The exercise:
Gather from the listing below each line that includes the word "Output", and copy it.

Provided material:
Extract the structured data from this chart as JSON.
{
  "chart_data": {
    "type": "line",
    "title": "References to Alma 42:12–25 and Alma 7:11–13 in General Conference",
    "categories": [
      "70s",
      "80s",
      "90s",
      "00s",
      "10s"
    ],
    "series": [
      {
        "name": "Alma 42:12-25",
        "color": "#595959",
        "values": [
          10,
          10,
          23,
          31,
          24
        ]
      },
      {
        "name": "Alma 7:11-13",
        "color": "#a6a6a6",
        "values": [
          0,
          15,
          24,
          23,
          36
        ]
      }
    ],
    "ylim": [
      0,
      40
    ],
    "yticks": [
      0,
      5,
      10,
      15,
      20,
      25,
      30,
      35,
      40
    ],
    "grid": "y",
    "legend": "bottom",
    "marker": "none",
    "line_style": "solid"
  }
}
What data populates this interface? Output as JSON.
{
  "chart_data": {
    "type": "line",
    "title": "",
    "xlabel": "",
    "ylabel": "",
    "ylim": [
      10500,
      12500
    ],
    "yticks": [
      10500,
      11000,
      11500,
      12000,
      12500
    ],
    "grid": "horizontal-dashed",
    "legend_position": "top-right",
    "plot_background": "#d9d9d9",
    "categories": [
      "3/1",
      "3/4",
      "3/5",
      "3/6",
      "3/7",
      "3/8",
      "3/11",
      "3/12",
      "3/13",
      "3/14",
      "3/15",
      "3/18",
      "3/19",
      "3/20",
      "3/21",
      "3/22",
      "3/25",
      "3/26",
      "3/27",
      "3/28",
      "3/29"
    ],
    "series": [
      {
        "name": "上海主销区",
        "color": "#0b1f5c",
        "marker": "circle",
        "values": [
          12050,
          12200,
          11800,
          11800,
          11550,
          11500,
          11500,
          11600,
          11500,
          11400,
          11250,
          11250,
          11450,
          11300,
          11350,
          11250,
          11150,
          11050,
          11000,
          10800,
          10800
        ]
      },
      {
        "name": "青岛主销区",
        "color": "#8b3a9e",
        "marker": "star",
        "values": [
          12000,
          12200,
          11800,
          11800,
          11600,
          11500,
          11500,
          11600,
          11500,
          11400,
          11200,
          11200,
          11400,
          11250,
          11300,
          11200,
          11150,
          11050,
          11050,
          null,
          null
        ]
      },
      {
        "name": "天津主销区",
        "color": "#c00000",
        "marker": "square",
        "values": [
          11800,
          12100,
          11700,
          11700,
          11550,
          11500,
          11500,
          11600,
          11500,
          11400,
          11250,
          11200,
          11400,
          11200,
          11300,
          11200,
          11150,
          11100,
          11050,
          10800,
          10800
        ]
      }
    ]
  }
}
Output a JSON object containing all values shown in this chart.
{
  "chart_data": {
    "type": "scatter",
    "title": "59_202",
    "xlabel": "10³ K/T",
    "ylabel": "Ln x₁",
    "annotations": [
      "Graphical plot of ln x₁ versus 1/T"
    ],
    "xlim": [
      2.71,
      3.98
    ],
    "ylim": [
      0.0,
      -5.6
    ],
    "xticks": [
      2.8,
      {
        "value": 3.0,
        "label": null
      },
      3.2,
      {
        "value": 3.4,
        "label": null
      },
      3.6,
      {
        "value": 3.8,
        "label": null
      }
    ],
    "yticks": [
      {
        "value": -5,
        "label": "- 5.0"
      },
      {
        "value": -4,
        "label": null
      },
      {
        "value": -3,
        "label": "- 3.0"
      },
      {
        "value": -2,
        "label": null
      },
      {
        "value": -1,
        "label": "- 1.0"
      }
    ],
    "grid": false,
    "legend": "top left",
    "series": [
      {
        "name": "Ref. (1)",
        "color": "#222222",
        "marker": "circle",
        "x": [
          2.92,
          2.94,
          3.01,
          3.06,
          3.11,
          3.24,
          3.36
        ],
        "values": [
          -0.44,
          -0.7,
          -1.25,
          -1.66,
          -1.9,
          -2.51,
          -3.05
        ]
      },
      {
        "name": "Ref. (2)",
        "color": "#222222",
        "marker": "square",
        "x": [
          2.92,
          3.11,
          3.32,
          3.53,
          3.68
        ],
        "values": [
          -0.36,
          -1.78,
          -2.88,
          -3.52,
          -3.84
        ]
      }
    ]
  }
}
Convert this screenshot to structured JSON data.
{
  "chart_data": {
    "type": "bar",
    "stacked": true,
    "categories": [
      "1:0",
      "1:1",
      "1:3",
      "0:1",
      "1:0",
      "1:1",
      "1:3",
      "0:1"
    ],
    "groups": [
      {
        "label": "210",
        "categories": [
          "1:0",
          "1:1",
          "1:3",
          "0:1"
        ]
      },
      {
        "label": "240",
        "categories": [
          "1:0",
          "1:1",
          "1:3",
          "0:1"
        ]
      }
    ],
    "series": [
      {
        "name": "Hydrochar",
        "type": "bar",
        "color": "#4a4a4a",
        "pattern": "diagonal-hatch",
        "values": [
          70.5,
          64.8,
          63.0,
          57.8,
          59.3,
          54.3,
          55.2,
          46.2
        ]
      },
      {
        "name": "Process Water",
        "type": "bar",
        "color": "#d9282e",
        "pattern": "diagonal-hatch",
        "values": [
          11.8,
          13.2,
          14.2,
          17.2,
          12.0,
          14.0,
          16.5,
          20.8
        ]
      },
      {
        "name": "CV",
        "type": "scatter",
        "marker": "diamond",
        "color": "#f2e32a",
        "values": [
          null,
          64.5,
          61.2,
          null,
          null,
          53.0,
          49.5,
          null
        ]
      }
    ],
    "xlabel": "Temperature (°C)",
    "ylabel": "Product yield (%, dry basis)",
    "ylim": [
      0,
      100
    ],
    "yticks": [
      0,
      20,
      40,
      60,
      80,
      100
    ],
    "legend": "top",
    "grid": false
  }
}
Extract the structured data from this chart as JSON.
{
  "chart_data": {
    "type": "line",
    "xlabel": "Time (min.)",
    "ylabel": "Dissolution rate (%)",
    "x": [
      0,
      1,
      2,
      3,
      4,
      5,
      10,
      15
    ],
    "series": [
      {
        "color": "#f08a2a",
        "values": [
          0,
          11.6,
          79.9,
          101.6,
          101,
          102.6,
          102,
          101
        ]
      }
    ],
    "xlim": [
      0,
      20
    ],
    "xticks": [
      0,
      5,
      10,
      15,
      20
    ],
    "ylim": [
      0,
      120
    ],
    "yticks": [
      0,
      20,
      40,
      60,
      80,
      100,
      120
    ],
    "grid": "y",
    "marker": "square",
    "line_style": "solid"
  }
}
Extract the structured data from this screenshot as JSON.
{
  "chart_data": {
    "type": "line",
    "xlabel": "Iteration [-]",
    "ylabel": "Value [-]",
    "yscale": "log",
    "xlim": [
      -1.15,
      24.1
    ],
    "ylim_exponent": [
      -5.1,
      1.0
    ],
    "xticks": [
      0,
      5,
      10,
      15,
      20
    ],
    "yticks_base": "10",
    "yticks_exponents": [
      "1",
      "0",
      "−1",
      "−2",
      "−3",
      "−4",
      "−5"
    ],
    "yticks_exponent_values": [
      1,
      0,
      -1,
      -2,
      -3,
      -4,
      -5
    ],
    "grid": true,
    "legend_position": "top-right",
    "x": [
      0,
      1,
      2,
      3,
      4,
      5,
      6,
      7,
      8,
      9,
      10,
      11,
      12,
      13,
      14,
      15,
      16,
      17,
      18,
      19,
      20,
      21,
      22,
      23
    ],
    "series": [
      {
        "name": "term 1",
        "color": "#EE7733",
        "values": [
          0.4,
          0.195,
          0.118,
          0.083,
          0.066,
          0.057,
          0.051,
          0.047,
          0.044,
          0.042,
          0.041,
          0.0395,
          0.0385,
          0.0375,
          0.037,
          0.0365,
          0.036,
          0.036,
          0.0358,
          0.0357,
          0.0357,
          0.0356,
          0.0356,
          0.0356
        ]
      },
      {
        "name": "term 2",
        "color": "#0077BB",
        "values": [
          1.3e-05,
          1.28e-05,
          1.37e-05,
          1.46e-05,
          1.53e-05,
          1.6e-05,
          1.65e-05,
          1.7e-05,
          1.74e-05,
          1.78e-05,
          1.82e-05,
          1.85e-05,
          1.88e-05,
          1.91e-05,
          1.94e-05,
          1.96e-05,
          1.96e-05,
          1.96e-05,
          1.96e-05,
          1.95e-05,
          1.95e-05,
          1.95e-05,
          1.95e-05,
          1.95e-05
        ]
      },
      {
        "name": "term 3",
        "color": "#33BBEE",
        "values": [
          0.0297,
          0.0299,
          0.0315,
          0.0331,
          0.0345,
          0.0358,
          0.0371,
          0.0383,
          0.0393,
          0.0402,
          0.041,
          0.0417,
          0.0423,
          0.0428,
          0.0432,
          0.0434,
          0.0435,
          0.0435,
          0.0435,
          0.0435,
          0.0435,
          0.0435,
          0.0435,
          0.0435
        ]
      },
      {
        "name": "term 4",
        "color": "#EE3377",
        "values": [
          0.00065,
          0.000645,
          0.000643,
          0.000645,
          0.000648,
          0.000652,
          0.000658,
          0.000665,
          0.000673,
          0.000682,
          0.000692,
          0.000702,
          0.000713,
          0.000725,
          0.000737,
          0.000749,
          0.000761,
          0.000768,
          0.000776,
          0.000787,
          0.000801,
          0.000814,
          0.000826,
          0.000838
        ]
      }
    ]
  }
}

Solution for this exercise:
What data populates this interface? Output as JSON.
Output a JSON object containing all values shown in this chart.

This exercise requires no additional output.